Lines of data:
◇ ◇ ◇
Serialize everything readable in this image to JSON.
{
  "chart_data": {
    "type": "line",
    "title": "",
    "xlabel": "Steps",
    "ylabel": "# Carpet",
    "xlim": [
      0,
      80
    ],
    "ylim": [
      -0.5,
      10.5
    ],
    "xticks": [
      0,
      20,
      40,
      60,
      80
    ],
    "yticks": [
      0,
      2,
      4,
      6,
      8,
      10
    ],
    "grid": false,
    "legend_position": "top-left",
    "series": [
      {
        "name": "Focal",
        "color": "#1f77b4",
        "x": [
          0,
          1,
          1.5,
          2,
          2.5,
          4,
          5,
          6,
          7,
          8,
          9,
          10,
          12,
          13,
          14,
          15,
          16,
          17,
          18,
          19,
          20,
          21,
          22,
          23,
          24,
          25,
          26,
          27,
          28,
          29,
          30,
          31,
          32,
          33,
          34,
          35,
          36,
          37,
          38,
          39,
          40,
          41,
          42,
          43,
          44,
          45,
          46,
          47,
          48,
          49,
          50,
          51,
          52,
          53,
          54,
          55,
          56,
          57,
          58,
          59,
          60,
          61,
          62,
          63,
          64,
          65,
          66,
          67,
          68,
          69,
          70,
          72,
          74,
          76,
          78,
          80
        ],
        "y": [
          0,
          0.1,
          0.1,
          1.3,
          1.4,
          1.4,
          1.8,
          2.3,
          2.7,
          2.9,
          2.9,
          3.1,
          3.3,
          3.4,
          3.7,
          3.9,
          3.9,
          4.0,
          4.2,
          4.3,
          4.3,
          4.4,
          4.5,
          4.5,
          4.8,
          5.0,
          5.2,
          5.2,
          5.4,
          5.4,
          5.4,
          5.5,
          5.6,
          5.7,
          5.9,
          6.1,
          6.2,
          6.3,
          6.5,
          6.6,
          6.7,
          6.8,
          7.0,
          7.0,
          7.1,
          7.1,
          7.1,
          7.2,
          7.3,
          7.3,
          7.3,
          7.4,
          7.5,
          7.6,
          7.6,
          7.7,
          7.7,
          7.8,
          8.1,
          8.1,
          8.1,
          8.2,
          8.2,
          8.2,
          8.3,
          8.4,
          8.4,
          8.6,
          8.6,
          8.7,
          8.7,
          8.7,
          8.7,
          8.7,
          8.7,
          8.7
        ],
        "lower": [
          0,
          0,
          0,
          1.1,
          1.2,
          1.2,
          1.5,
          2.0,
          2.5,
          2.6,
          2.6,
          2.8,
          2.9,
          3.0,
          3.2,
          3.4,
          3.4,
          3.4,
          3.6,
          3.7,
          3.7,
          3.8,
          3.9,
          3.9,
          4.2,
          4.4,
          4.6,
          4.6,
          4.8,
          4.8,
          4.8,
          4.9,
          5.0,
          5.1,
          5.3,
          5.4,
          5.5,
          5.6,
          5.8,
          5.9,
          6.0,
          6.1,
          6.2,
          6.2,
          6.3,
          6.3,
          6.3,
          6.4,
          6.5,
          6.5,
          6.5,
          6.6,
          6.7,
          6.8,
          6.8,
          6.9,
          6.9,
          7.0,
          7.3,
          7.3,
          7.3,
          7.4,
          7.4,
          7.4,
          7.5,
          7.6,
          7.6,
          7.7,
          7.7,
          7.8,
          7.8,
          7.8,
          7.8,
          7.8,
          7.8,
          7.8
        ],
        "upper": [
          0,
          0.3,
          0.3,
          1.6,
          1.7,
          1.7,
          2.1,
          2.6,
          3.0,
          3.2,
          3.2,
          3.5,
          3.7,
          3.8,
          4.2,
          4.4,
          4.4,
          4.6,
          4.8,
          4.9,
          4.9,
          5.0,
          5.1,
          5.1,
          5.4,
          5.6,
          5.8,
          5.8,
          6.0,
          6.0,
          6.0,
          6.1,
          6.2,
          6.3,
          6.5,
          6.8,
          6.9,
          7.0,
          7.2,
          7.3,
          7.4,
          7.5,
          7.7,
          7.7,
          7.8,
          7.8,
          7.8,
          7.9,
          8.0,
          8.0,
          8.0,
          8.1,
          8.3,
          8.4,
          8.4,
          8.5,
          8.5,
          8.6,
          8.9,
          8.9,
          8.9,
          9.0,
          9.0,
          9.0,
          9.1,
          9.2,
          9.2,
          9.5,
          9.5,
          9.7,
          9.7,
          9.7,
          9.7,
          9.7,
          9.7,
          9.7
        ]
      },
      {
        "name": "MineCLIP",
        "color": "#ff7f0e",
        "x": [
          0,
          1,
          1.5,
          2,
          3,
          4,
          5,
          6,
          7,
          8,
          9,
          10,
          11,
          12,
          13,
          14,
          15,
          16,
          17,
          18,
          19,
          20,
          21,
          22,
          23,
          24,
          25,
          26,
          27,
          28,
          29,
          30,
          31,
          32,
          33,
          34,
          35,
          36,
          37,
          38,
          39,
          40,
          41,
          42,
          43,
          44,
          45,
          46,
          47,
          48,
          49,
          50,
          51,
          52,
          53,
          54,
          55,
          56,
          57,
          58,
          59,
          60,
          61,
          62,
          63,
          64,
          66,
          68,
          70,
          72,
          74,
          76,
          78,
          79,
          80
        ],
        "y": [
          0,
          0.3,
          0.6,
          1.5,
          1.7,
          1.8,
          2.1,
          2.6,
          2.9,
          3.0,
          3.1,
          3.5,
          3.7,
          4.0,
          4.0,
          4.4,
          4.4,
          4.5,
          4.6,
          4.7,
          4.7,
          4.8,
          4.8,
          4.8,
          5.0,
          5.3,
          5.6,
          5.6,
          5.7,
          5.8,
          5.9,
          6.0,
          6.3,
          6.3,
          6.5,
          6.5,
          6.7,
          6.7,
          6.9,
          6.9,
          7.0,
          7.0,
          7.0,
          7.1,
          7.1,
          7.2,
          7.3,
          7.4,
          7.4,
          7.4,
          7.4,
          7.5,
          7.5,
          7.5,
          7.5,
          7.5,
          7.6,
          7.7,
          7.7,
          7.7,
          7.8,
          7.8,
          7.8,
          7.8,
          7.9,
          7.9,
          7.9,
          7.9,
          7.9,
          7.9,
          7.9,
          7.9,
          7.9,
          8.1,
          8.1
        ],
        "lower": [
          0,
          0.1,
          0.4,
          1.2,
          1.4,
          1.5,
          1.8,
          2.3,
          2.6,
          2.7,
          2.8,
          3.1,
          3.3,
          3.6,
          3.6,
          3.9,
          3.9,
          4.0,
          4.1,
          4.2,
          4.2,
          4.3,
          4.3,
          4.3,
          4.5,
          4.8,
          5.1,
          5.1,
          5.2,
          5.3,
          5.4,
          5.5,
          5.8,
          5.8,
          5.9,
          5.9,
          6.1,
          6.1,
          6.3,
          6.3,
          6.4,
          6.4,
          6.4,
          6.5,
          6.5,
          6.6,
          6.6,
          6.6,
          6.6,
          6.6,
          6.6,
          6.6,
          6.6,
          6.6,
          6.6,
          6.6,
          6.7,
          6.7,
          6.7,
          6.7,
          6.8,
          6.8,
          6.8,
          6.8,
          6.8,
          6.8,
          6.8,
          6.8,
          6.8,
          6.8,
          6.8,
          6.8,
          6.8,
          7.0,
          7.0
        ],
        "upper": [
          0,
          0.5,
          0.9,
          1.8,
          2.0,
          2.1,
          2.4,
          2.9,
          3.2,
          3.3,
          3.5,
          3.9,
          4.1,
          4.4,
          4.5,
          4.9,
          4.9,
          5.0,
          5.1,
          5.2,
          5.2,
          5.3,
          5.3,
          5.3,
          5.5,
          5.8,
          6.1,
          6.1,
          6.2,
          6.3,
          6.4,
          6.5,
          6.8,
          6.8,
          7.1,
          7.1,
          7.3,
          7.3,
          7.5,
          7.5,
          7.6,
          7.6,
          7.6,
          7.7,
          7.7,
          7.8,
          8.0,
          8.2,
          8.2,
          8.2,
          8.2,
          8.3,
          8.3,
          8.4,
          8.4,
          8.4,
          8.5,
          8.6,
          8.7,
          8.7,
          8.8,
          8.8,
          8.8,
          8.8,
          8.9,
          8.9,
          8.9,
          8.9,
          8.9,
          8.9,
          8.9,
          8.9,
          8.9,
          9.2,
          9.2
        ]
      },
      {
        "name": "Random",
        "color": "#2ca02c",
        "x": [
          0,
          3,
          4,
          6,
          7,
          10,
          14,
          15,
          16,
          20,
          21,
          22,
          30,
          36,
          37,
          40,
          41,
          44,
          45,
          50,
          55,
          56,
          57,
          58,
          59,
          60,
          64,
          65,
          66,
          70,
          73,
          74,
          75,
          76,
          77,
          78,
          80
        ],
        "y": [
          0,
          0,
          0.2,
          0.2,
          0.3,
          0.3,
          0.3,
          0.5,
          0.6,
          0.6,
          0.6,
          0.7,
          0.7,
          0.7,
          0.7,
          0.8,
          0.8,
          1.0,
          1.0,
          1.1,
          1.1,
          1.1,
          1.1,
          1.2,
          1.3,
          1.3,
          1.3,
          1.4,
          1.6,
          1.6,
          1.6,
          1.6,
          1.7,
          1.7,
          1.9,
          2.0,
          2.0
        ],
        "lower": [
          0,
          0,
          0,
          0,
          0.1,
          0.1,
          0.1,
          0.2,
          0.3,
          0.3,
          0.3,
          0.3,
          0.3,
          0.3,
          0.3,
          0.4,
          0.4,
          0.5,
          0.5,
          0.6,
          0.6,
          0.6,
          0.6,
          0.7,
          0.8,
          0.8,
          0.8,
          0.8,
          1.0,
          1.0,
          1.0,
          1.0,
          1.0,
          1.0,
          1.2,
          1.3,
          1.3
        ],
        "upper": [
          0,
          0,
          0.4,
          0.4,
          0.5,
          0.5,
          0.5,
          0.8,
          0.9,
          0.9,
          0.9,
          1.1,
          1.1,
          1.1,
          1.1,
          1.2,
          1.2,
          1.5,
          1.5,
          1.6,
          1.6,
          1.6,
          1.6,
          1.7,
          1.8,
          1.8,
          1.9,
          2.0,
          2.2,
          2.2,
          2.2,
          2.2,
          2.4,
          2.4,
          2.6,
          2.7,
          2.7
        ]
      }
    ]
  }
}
◇ ◇ ◇
→ **Work instructions**
Scan the material above. Return every line containing the string "color".

→ **Response to the task**
        "color": "#1f77b4",
        "color": "#ff7f0e",
        "color": "#2ca02c",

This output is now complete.